[What to produce]:
Please pull every line of the listing below and reproduce each one unchanged.

[Records to use]:
%%
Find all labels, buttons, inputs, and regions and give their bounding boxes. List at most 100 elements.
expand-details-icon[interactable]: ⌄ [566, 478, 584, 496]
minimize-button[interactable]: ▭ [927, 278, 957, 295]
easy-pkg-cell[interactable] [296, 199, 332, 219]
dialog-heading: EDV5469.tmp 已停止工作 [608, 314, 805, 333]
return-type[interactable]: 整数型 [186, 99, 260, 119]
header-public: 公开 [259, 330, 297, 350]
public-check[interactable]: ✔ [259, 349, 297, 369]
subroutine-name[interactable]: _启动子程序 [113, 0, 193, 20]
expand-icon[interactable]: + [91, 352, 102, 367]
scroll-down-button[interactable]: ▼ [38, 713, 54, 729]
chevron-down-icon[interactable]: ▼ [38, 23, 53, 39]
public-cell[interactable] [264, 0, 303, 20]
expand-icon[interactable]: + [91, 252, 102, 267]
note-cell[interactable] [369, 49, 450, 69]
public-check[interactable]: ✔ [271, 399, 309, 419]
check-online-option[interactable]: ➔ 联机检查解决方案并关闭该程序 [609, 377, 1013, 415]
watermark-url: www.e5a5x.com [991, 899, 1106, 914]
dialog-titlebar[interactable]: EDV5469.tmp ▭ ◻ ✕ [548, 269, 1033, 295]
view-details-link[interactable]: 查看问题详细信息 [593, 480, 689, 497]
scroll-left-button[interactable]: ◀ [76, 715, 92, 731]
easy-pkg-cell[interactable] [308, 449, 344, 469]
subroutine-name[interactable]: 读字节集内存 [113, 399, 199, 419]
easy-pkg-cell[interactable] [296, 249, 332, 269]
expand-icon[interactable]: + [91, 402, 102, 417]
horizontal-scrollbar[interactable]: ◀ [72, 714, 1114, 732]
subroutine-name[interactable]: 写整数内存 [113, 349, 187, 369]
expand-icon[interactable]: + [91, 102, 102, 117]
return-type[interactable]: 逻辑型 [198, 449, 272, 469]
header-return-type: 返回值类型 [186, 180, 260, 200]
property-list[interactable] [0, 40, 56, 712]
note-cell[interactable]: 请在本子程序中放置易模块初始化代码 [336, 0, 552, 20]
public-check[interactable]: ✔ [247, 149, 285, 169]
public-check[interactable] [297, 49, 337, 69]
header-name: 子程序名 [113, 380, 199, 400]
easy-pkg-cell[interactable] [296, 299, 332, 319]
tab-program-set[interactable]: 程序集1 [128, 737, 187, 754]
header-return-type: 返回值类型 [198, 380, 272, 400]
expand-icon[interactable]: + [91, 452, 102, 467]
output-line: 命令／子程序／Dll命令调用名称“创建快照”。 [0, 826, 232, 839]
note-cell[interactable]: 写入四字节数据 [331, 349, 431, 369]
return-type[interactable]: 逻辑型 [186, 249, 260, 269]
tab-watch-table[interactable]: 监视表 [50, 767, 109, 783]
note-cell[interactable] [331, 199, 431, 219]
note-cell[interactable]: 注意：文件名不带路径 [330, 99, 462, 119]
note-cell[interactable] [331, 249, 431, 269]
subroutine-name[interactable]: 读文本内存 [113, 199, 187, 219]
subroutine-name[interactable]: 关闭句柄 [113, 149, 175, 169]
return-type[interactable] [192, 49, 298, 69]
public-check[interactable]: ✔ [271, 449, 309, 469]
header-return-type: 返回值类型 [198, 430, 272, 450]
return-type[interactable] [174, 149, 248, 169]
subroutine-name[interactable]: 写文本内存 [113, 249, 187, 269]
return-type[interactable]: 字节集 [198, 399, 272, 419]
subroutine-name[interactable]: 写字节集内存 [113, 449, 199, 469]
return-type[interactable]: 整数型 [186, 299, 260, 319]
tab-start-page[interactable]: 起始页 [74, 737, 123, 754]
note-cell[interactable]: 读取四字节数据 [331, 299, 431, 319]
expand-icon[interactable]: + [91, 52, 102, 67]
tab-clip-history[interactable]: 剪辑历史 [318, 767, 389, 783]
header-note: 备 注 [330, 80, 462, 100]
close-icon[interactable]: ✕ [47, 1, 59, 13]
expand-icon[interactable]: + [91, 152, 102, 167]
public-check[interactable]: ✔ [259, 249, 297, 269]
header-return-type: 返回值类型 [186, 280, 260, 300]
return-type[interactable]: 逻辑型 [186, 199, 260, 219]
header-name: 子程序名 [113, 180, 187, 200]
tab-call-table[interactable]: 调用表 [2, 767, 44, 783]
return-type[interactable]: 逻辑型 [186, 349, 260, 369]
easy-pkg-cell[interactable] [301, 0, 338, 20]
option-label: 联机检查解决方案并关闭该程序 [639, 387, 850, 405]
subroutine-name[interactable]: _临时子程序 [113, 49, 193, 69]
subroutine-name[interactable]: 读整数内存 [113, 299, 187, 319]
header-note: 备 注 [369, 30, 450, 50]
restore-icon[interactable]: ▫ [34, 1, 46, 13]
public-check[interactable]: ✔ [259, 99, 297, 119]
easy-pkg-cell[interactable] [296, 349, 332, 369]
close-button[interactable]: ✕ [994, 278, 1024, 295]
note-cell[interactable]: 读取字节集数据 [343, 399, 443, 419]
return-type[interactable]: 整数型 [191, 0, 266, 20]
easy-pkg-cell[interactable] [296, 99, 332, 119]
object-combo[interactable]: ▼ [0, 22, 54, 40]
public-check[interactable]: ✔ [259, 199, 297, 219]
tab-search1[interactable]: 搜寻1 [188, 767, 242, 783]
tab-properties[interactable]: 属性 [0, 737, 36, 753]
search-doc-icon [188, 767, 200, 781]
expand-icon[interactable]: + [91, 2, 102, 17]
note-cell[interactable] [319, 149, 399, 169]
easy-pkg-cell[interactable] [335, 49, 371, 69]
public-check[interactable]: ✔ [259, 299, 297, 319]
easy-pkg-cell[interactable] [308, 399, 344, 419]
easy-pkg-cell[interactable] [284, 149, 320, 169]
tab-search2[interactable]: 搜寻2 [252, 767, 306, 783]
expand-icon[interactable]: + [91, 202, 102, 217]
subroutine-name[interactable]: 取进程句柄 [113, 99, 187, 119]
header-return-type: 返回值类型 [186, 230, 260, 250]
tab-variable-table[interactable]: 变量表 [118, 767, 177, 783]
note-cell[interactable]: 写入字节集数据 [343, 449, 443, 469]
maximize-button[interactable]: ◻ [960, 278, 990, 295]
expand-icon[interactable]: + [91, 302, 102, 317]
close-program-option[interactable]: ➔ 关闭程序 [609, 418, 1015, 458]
%%
[Correct result]:
Find all labels, buttons, inputs, and regions and give their bounding boxes. List at most 100 elements.
expand-details-icon[interactable]: ⌄ [566, 478, 584, 496]
minimize-button[interactable]: ▭ [927, 278, 957, 295]
easy-pkg-cell[interactable] [296, 199, 332, 219]
dialog-heading: EDV5469.tmp 已停止工作 [608, 314, 805, 333]
return-type[interactable]: 整数型 [186, 99, 260, 119]
header-public: 公开 [259, 330, 297, 350]
public-check[interactable]: ✔ [259, 349, 297, 369]
subroutine-name[interactable]: _启动子程序 [113, 0, 193, 20]
expand-icon[interactable]: + [91, 352, 102, 367]
scroll-down-button[interactable]: ▼ [38, 713, 54, 729]
chevron-down-icon[interactable]: ▼ [38, 23, 53, 39]
public-cell[interactable] [264, 0, 303, 20]
expand-icon[interactable]: + [91, 252, 102, 267]
note-cell[interactable] [369, 49, 450, 69]
public-check[interactable]: ✔ [271, 399, 309, 419]
check-online-option[interactable]: ➔ 联机检查解决方案并关闭该程序 [609, 377, 1013, 415]
watermark-url: www.e5a5x.com [991, 899, 1106, 914]
dialog-titlebar[interactable]: EDV5469.tmp ▭ ◻ ✕ [548, 269, 1033, 295]
view-details-link[interactable]: 查看问题详细信息 [593, 480, 689, 497]
scroll-left-button[interactable]: ◀ [76, 715, 92, 731]
easy-pkg-cell[interactable] [308, 449, 344, 469]
subroutine-name[interactable]: 读字节集内存 [113, 399, 199, 419]
easy-pkg-cell[interactable] [296, 249, 332, 269]
expand-icon[interactable]: + [91, 402, 102, 417]
horizontal-scrollbar[interactable]: ◀ [72, 714, 1114, 732]
subroutine-name[interactable]: 写整数内存 [113, 349, 187, 369]
expand-icon[interactable]: + [91, 102, 102, 117]
return-type[interactable]: 逻辑型 [198, 449, 272, 469]
header-return-type: 返回值类型 [186, 180, 260, 200]
property-list[interactable] [0, 40, 56, 712]
note-cell[interactable]: 请在本子程序中放置易模块初始化代码 [336, 0, 552, 20]
public-check[interactable]: ✔ [247, 149, 285, 169]
public-check[interactable] [297, 49, 337, 69]
header-name: 子程序名 [113, 380, 199, 400]
easy-pkg-cell[interactable] [296, 299, 332, 319]
tab-program-set[interactable]: 程序集1 [128, 737, 187, 754]
header-return-type: 返回值类型 [198, 380, 272, 400]
expand-icon[interactable]: + [91, 452, 102, 467]
output-line: 命令／子程序／Dll命令调用名称“创建快照”。 [0, 826, 232, 839]
note-cell[interactable]: 写入四字节数据 [331, 349, 431, 369]
return-type[interactable]: 逻辑型 [186, 249, 260, 269]
tab-watch-table[interactable]: 监视表 [50, 767, 109, 783]
note-cell[interactable] [331, 199, 431, 219]
note-cell[interactable]: 注意：文件名不带路径 [330, 99, 462, 119]
note-cell[interactable] [331, 249, 431, 269]
subroutine-name[interactable]: 读文本内存 [113, 199, 187, 219]
subroutine-name[interactable]: 关闭句柄 [113, 149, 175, 169]
return-type[interactable] [192, 49, 298, 69]
public-check[interactable]: ✔ [271, 449, 309, 469]
header-return-type: 返回值类型 [198, 430, 272, 450]
return-type[interactable] [174, 149, 248, 169]
subroutine-name[interactable]: 写文本内存 [113, 249, 187, 269]
return-type[interactable]: 字节集 [198, 399, 272, 419]
subroutine-name[interactable]: 写字节集内存 [113, 449, 199, 469]
return-type[interactable]: 整数型 [186, 299, 260, 319]
tab-start-page[interactable]: 起始页 [74, 737, 123, 754]
note-cell[interactable]: 读取四字节数据 [331, 299, 431, 319]
expand-icon[interactable]: + [91, 52, 102, 67]
tab-clip-history[interactable]: 剪辑历史 [318, 767, 389, 783]
header-note: 备 注 [330, 80, 462, 100]
close-icon[interactable]: ✕ [47, 1, 59, 13]
expand-icon[interactable]: + [91, 152, 102, 167]
public-check[interactable]: ✔ [259, 249, 297, 269]
header-return-type: 返回值类型 [186, 280, 260, 300]
return-type[interactable]: 逻辑型 [186, 199, 260, 219]
header-name: 子程序名 [113, 180, 187, 200]
tab-call-table[interactable]: 调用表 [2, 767, 44, 783]
return-type[interactable]: 逻辑型 [186, 349, 260, 369]
easy-pkg-cell[interactable] [301, 0, 338, 20]
option-label: 联机检查解决方案并关闭该程序 [639, 387, 850, 405]
subroutine-name[interactable]: _临时子程序 [113, 49, 193, 69]
subroutine-name[interactable]: 读整数内存 [113, 299, 187, 319]
header-note: 备 注 [369, 30, 450, 50]
restore-icon[interactable]: ▫ [34, 1, 46, 13]
public-check[interactable]: ✔ [259, 99, 297, 119]
easy-pkg-cell[interactable] [296, 349, 332, 369]
close-button[interactable]: ✕ [994, 278, 1024, 295]
note-cell[interactable]: 读取字节集数据 [343, 399, 443, 419]
return-type[interactable]: 整数型 [191, 0, 266, 20]
easy-pkg-cell[interactable] [296, 99, 332, 119]
object-combo[interactable]: ▼ [0, 22, 54, 40]
public-check[interactable]: ✔ [259, 199, 297, 219]
tab-search1[interactable]: 搜寻1 [188, 767, 242, 783]
tab-properties[interactable]: 属性 [0, 737, 36, 753]
search-doc-icon [188, 767, 200, 781]
expand-icon[interactable]: + [91, 2, 102, 17]
note-cell[interactable] [319, 149, 399, 169]
easy-pkg-cell[interactable] [335, 49, 371, 69]
public-check[interactable]: ✔ [259, 299, 297, 319]
easy-pkg-cell[interactable] [308, 399, 344, 419]
easy-pkg-cell[interactable] [284, 149, 320, 169]
tab-search2[interactable]: 搜寻2 [252, 767, 306, 783]
expand-icon[interactable]: + [91, 202, 102, 217]
subroutine-name[interactable]: 取进程句柄 [113, 99, 187, 119]
header-return-type: 返回值类型 [186, 230, 260, 250]
tab-variable-table[interactable]: 变量表 [118, 767, 177, 783]
note-cell[interactable]: 写入字节集数据 [343, 449, 443, 469]
maximize-button[interactable]: ◻ [960, 278, 990, 295]
expand-icon[interactable]: + [91, 302, 102, 317]
close-program-option[interactable]: ➔ 关闭程序 [609, 418, 1015, 458]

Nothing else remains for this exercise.